Excerto de origem:
%%

Há uns dias o meu gato apareceu com febre, deixou de comer, ficou quieto demais. Isso assustou-me porque adoro o bicharoco, moí-me a cabeça , mas é paixão assolapada. Em conversa com o veterinário há a possibilidade de ser uma birra... porque comecei a trabalhar e não estou em casa o tempo todo: febre emocional.
Não há quem não reclame de que não consegue manter um relacionamento, das dificuldades de compreensão do ser par. As tais altas expectativas, a necessidade de agradar logo de caras mesmo forçando a ser aquilo que não é apenas para agradar e ganhar alguém. Rodear demais ou não ligar nenhuma... é como dar água demais ou de menos à uma planta. Morre por motivos óbvios, tal qual as relações que não são feitas abertas e honestamente. Saber e querer conhecer realmente uma pessoa, apesar das manhas e embirrações...é uma arte feita de paciência e dedicação. Compromissos que se baseiam nos limites de cada um, naquilo que podem dar sem frases feitas e as datas memorizadas para marcar os dias. Os dias, são todos diferentes, as vontades não são sempre iguais e porque raios então as relações não mudam com o passar do tempo também? Mas sempre para melhor, não aquela coisa do cansaço, do comodismo de chinelo velho e macio.

%%

Tarefas a realizar:
#1 No texto sobre o gato e as relações, por que motivo o veterinário admite que a febre do gato possa ser uma birra? Responda em uma a três frases.
#2 Prossiga o texto sobre o gato e as relações a partir do ponto em que termina.
Estes dados provêm de outra fonte.

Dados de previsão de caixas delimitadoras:
%%

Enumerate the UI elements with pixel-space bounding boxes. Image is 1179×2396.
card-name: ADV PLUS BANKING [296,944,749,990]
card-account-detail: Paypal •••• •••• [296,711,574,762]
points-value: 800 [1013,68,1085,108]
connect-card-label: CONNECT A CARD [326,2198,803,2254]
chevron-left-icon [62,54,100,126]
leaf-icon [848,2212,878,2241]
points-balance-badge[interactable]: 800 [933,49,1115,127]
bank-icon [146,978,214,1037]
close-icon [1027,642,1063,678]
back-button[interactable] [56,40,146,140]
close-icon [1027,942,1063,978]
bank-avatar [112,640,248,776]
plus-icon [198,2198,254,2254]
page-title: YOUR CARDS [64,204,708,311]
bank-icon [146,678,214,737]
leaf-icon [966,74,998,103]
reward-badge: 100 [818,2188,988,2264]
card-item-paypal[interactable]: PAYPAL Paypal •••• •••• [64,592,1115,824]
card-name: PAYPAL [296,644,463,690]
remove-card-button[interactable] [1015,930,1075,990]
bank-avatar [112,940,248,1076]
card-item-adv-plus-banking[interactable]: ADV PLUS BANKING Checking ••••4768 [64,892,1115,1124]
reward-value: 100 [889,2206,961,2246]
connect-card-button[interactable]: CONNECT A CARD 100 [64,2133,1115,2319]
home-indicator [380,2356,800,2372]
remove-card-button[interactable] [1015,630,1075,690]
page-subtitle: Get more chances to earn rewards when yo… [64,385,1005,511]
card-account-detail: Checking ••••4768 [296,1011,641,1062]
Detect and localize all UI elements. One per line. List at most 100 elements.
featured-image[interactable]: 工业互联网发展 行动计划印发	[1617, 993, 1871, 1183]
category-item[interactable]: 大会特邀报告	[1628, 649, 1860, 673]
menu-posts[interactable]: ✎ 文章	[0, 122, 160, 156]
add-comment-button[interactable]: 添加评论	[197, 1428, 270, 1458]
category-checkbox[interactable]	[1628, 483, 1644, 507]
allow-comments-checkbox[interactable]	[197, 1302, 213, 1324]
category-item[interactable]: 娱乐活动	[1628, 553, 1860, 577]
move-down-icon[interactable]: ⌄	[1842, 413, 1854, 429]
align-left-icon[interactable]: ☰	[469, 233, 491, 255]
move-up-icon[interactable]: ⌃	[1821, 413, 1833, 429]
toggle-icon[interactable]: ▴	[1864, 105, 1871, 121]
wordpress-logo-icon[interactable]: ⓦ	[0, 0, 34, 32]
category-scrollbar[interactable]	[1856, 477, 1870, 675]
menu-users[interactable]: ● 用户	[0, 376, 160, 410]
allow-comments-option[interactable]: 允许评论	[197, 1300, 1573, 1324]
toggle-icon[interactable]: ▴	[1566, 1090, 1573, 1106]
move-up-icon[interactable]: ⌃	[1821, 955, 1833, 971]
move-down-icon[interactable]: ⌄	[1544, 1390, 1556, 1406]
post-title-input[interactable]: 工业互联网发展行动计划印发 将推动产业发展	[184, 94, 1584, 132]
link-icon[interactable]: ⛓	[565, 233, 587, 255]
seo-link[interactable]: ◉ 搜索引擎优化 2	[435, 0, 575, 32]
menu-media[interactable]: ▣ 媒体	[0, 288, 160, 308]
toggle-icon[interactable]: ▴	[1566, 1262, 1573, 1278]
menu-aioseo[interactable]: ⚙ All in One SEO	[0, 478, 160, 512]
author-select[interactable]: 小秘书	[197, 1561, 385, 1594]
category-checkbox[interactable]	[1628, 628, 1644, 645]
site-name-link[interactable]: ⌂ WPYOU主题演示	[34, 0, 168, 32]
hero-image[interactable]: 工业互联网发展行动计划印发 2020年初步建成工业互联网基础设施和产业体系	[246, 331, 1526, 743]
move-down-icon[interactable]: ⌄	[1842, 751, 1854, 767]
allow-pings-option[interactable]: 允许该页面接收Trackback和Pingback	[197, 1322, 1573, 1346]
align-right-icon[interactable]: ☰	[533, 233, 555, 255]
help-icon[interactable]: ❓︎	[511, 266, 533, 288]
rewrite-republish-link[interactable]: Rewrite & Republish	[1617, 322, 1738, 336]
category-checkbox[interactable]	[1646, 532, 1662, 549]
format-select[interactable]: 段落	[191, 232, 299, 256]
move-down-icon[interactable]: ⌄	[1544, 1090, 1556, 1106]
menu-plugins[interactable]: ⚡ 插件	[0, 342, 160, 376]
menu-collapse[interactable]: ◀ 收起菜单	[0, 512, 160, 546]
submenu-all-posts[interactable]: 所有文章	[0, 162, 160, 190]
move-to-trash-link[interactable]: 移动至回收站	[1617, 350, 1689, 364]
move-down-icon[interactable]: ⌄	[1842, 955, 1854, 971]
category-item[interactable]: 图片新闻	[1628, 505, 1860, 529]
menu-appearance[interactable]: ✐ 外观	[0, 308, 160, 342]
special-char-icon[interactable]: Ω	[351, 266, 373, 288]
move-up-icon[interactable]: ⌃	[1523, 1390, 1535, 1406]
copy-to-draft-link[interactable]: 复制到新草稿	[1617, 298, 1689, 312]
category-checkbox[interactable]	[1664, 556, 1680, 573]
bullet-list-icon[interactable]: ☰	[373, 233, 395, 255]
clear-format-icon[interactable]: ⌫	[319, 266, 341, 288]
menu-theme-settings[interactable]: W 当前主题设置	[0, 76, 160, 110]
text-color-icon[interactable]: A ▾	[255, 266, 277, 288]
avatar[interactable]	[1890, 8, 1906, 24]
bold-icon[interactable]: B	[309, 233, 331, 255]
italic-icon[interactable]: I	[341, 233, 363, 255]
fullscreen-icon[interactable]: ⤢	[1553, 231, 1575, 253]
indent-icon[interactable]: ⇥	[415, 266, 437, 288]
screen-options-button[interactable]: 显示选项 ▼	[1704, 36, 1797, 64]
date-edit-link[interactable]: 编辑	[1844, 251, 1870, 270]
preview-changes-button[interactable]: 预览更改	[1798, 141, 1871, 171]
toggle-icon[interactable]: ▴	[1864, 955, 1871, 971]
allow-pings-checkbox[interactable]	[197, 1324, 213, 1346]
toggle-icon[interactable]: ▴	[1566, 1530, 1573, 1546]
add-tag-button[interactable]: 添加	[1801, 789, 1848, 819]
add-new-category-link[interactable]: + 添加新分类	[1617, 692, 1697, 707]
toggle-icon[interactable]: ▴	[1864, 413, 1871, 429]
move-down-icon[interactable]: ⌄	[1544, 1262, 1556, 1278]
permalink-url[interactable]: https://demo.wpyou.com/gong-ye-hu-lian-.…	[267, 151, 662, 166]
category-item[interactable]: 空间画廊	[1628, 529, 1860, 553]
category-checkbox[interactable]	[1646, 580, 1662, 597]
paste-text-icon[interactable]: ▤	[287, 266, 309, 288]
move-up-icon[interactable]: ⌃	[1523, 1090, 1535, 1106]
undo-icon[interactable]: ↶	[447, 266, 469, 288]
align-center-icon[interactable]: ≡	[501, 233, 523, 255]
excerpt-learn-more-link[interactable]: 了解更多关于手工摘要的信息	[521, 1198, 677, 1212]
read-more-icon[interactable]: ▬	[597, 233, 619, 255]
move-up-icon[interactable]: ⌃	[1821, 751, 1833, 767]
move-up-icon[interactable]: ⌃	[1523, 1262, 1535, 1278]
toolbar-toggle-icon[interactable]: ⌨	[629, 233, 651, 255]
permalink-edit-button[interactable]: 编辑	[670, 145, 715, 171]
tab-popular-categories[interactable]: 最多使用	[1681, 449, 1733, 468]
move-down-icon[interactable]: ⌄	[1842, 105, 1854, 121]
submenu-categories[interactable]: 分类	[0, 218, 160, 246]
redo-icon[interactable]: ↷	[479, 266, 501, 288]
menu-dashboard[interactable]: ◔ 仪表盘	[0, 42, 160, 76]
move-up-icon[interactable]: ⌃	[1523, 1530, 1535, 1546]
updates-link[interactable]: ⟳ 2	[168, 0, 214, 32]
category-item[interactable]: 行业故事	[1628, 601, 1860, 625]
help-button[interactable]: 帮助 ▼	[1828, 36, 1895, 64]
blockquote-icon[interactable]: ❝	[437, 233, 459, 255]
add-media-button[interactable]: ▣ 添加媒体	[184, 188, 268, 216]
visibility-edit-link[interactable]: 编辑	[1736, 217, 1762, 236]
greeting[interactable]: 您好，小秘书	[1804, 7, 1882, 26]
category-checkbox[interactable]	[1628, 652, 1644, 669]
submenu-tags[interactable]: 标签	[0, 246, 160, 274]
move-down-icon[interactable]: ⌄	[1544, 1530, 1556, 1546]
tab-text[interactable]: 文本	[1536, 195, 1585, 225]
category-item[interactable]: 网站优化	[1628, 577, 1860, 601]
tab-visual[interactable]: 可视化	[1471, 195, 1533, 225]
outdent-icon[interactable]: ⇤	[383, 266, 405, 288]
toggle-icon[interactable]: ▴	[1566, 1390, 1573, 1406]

%%

Resultados obtidos:
#1 Porque quem escreve começou a trabalhar e já não está em casa o tempo todo. O gato poderia assim estar com uma febre emocional.

#2
Um cão preso sempre na mesma trela curta, impedido de correr, de saltar de demonstrar a sua alegria e vivacidade... definha, enlouquece. Um gato negligenciado, que apenas deitamos comida no prato e trocamos a areia da caixinha, não te vai dar carinho, apenas o mesmo desprezo que ganhou o tempo todo daquele que um dia disse que queria muito ter um gato. Dar o que precisa é mais do que oferecer as necessidades básicas. Acho que toda gente que não se segura numa relação por muito tempo, que reclama das dificuldades, deveriam seriamente pensar em tentar esta terapia do filme 28 Days. Até peixe de aquário vale, embora dêem pouco retorno além de fazer bolhinhas. Quem sabe nisso tudo possam dar uma ajuda e tirar do abandono uma data de animais que precisam ser adoptados?
Filhos, relação, bichos de estimação, amigos e família... tudo merece a quantidade certa dos nossos afectos, como tudo na vida
Apareçam
Rakel.
P.S : "Chegará o dia em que os homens conhecerão o íntimo dos animais, e nesse dia, um crime contra um animal será um crime contra a humanidade". ( Leonardo da Vinci )
Amiga, concordo com o Leonardo, mas acho k ainda nem estamos na fase em que um crime contra um ser humano (qualquer um) é um crime contra a humanidade, quanto mais um crime contra um animal.